(PROBLEM DESCRIPTION): Take every line of the material below that includes the string "rights" and copy it out.
DATA PROVIDED START
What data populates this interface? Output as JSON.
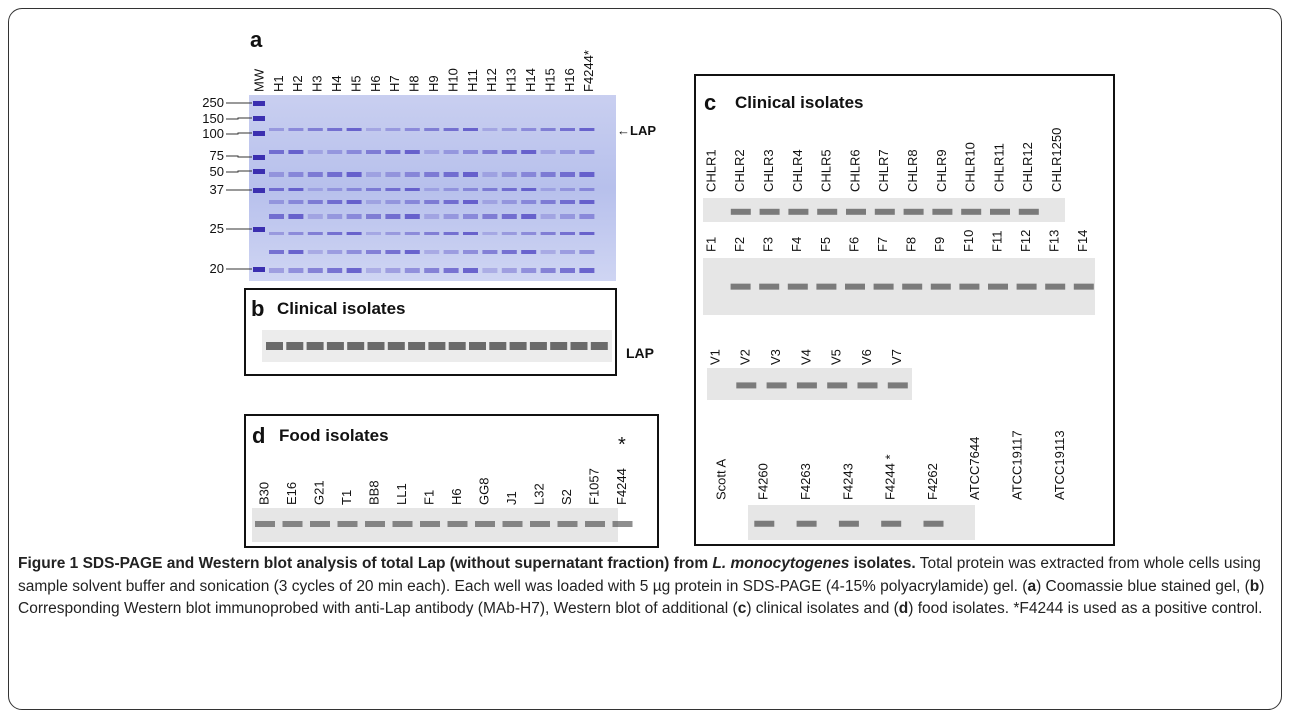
{
  "panel_a": {
    "letter": "a",
    "lanes": [
      "MW",
      "H1",
      "H2",
      "H3",
      "H4",
      "H5",
      "H6",
      "H7",
      "H8",
      "H9",
      "H10",
      "H11",
      "H12",
      "H13",
      "H14",
      "H15",
      "H16",
      "F4244*"
    ],
    "mw_labels": [
      "250",
      "150",
      "100",
      "75",
      "50",
      "37",
      "25",
      "20"
    ],
    "band_label": "←LAP"
  },
  "panel_b": {
    "letter": "b",
    "title": "Clinical isolates",
    "band_label": "LAP"
  },
  "panel_c": {
    "letter": "c",
    "title": "Clinical isolates",
    "rows": [
      [
        "CHLR1",
        "CHLR2",
        "CHLR3",
        "CHLR4",
        "CHLR5",
        "CHLR6",
        "CHLR7",
        "CHLR8",
        "CHLR9",
        "CHLR10",
        "CHLR11",
        "CHLR12",
        "CHLR1250"
      ],
      [
        "F1",
        "F2",
        "F3",
        "F4",
        "F5",
        "F6",
        "F7",
        "F8",
        "F9",
        "F10",
        "F11",
        "F12",
        "F13",
        "F14"
      ],
      [
        "V1",
        "V2",
        "V3",
        "V4",
        "V5",
        "V6",
        "V7"
      ],
      [
        "Scott A",
        "F4260",
        "F4263",
        "F4243",
        "F4244 *",
        "F4262",
        "ATCC7644",
        "ATCC19117",
        "ATCC19113"
      ]
    ]
  },
  "panel_d": {
    "letter": "d",
    "title": "Food isolates",
    "marker": "*",
    "lanes": [
      "B30",
      "E16",
      "G21",
      "T1",
      "BB8",
      "LL1",
      "F1",
      "H6",
      "GG8",
      "J1",
      "L32",
      "S2",
      "F1057",
      "F4244"
    ]
  },
  "caption": [
    "Figure 1 SDS-PAGE and Western blot analysis of total Lap (without supernatant fraction) from ",
    "L. monocytogenes",
    " isolates.",
    " Total protein was extracted from whole cells using sample solvent buffer and sonication (3 cycles of 20 min each). Each well was loaded with 5 µg protein in SDS-PAGE (4-15% polyacrylamide) gel. (",
    "a",
    ") Coomassie blue stained gel, (",
    "b",
    ") Corresponding Western blot immunoprobed with anti-Lap antibody (MAb-H7), Western blot of additional (",
    "c",
    ") clinical isolates and (",
    "d",
    ") food isolates. *F4244 is used as a positive control."
  ]
}
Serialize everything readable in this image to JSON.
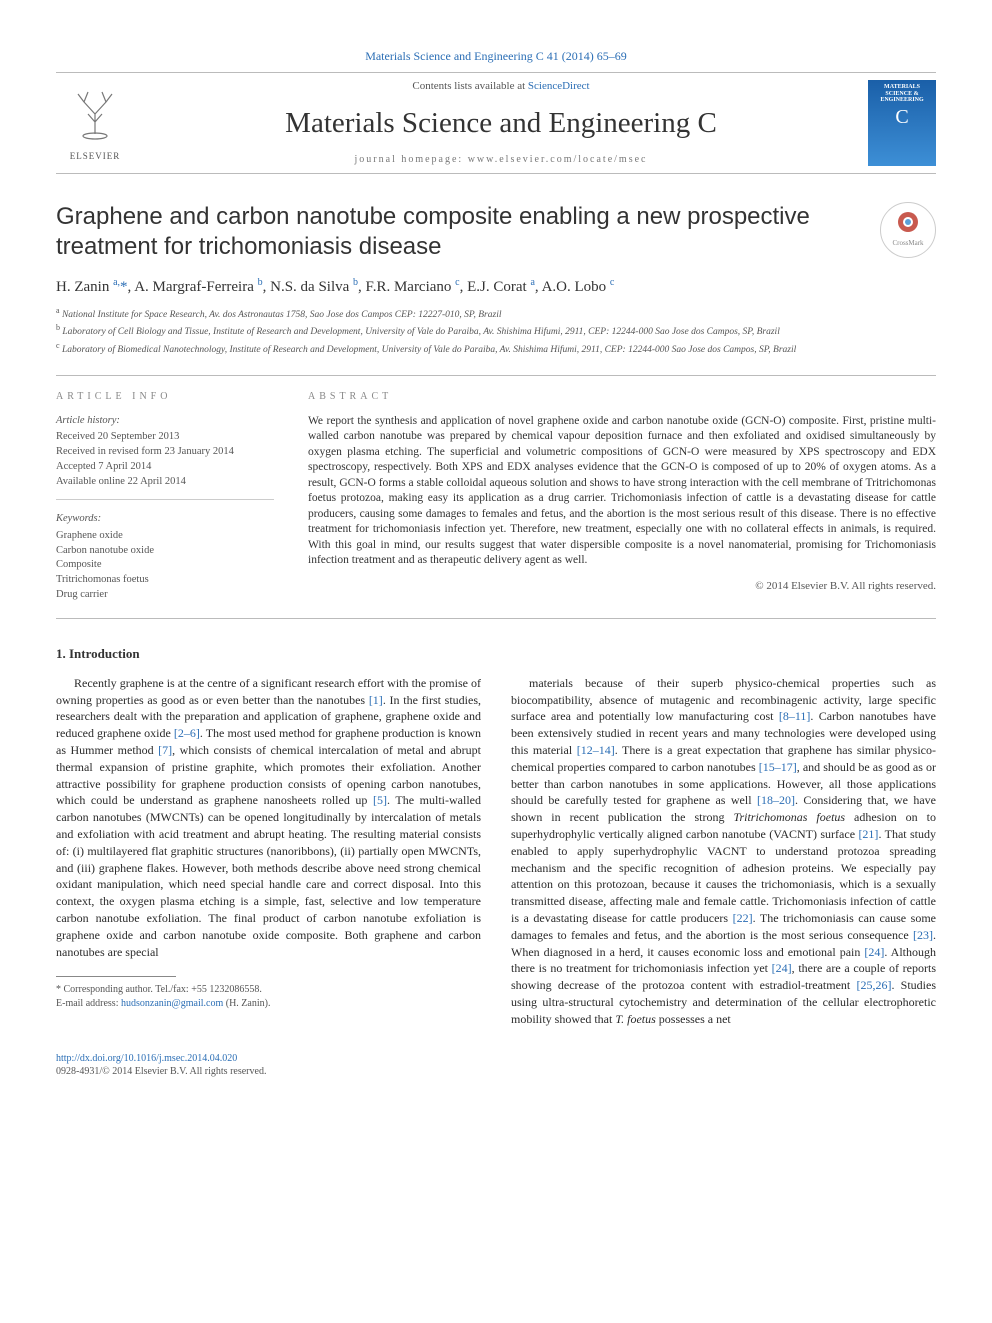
{
  "header": {
    "journal_citation": "Materials Science and Engineering C 41 (2014) 65–69",
    "contents_prefix": "Contents lists available at ",
    "contents_link": "ScienceDirect",
    "journal_name": "Materials Science and Engineering C",
    "homepage_label": "journal homepage: www.elsevier.com/locate/msec",
    "publisher_logo_text": "ELSEVIER",
    "cover_title_l1": "MATERIALS",
    "cover_title_l2": "SCIENCE &",
    "cover_title_l3": "ENGINEERING",
    "cover_letter": "C",
    "crossmark_label": "CrossMark"
  },
  "article": {
    "title": "Graphene and carbon nanotube composite enabling a new prospective treatment for trichomoniasis disease",
    "authors_html": "H. Zanin <sup>a,</sup><span class='corr'>*</span>, A. Margraf-Ferreira <sup>b</sup>, N.S. da Silva <sup>b</sup>, F.R. Marciano <sup>c</sup>, E.J. Corat <sup>a</sup>, A.O. Lobo <sup>c</sup>",
    "affiliations": [
      {
        "tag": "a",
        "text": "National Institute for Space Research, Av. dos Astronautas 1758, Sao Jose dos Campos CEP: 12227-010, SP, Brazil"
      },
      {
        "tag": "b",
        "text": "Laboratory of Cell Biology and Tissue, Institute of Research and Development, University of Vale do Paraiba, Av. Shishima Hifumi, 2911, CEP: 12244-000 Sao Jose dos Campos, SP, Brazil"
      },
      {
        "tag": "c",
        "text": "Laboratory of Biomedical Nanotechnology, Institute of Research and Development, University of Vale do Paraiba, Av. Shishima Hifumi, 2911, CEP: 12244-000 Sao Jose dos Campos, SP, Brazil"
      }
    ]
  },
  "meta": {
    "info_label": "ARTICLE INFO",
    "abstract_label": "ABSTRACT",
    "history_label": "Article history:",
    "history": [
      "Received 20 September 2013",
      "Received in revised form 23 January 2014",
      "Accepted 7 April 2014",
      "Available online 22 April 2014"
    ],
    "keywords_label": "Keywords:",
    "keywords": [
      "Graphene oxide",
      "Carbon nanotube oxide",
      "Composite",
      "Tritrichomonas foetus",
      "Drug carrier"
    ],
    "abstract": "We report the synthesis and application of novel graphene oxide and carbon nanotube oxide (GCN-O) composite. First, pristine multi-walled carbon nanotube was prepared by chemical vapour deposition furnace and then exfoliated and oxidised simultaneously by oxygen plasma etching. The superficial and volumetric compositions of GCN-O were measured by XPS spectroscopy and EDX spectroscopy, respectively. Both XPS and EDX analyses evidence that the GCN-O is composed of up to 20% of oxygen atoms. As a result, GCN-O forms a stable colloidal aqueous solution and shows to have strong interaction with the cell membrane of Tritrichomonas foetus protozoa, making easy its application as a drug carrier. Trichomoniasis infection of cattle is a devastating disease for cattle producers, causing some damages to females and fetus, and the abortion is the most serious result of this disease. There is no effective treatment for trichomoniasis infection yet. Therefore, new treatment, especially one with no collateral effects in animals, is required. With this goal in mind, our results suggest that water dispersible composite is a novel nanomaterial, promising for Trichomoniasis infection treatment and as therapeutic delivery agent as well.",
    "copyright": "© 2014 Elsevier B.V. All rights reserved."
  },
  "body": {
    "section_title": "1. Introduction",
    "para1": "Recently graphene is at the centre of a significant research effort with the promise of owning properties as good as or even better than the nanotubes [1]. In the first studies, researchers dealt with the preparation and application of graphene, graphene oxide and reduced graphene oxide [2–6]. The most used method for graphene production is known as Hummer method [7], which consists of chemical intercalation of metal and abrupt thermal expansion of pristine graphite, which promotes their exfoliation. Another attractive possibility for graphene production consists of opening carbon nanotubes, which could be understand as graphene nanosheets rolled up [5]. The multi-walled carbon nanotubes (MWCNTs) can be opened longitudinally by intercalation of metals and exfoliation with acid treatment and abrupt heating. The resulting material consists of: (i) multilayered flat graphitic structures (nanoribbons), (ii) partially open MWCNTs, and (iii) graphene flakes. However, both methods describe above need strong chemical oxidant manipulation, which need special handle care and correct disposal. Into this context, the oxygen plasma etching is a simple, fast, selective and low temperature carbon nanotube exfoliation. The final product of carbon nanotube exfoliation is graphene oxide and carbon nanotube oxide composite. Both graphene and carbon nanotubes are special",
    "para2": "materials because of their superb physico-chemical properties such as biocompatibility, absence of mutagenic and recombinagenic activity, large specific surface area and potentially low manufacturing cost [8–11]. Carbon nanotubes have been extensively studied in recent years and many technologies were developed using this material [12–14]. There is a great expectation that graphene has similar physico-chemical properties compared to carbon nanotubes [15–17], and should be as good as or better than carbon nanotubes in some applications. However, all those applications should be carefully tested for graphene as well [18–20]. Considering that, we have shown in recent publication the strong Tritrichomonas foetus adhesion on to superhydrophylic vertically aligned carbon nanotube (VACNT) surface [21]. That study enabled to apply superhydrophylic VACNT to understand protozoa spreading mechanism and the specific recognition of adhesion proteins. We especially pay attention on this protozoan, because it causes the trichomoniasis, which is a sexually transmitted disease, affecting male and female cattle. Trichomoniasis infection of cattle is a devastating disease for cattle producers [22]. The trichomoniasis can cause some damages to females and fetus, and the abortion is the most serious consequence [23]. When diagnosed in a herd, it causes economic loss and emotional pain [24]. Although there is no treatment for trichomoniasis infection yet [24], there are a couple of reports showing decrease of the protozoa content with estradiol-treatment [25,26]. Studies using ultra-structural cytochemistry and determination of the cellular electrophoretic mobility showed that T. foetus possesses a net"
  },
  "footnote": {
    "corr_label": "* Corresponding author. Tel./fax: +55 1232086558.",
    "email_label": "E-mail address: ",
    "email": "hudsonzanin@gmail.com",
    "email_suffix": " (H. Zanin)."
  },
  "footer": {
    "doi": "http://dx.doi.org/10.1016/j.msec.2014.04.020",
    "issn_line": "0928-4931/© 2014 Elsevier B.V. All rights reserved."
  },
  "refs": {
    "r1": "[1]",
    "r2_6": "[2–6]",
    "r7": "[7]",
    "r5": "[5]",
    "r8_11": "[8–11]",
    "r12_14": "[12–14]",
    "r15_17": "[15–17]",
    "r18_20": "[18–20]",
    "r21": "[21]",
    "r22": "[22]",
    "r23": "[23]",
    "r24": "[24]",
    "r25_26": "[25,26]"
  },
  "colors": {
    "link": "#2b6eb5",
    "text": "#2a2a2a",
    "muted": "#555555",
    "border": "#bbbbbb",
    "cover_top": "#1a5fa8",
    "cover_bottom": "#3d8fd6"
  }
}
DATA PROVIDED END
(SOLUTION TO THIS EXERCISE):
    "copyright": "© 2014 Elsevier B.V. All rights reserved."
    "issn_line": "0928-4931/© 2014 Elsevier B.V. All rights reserved."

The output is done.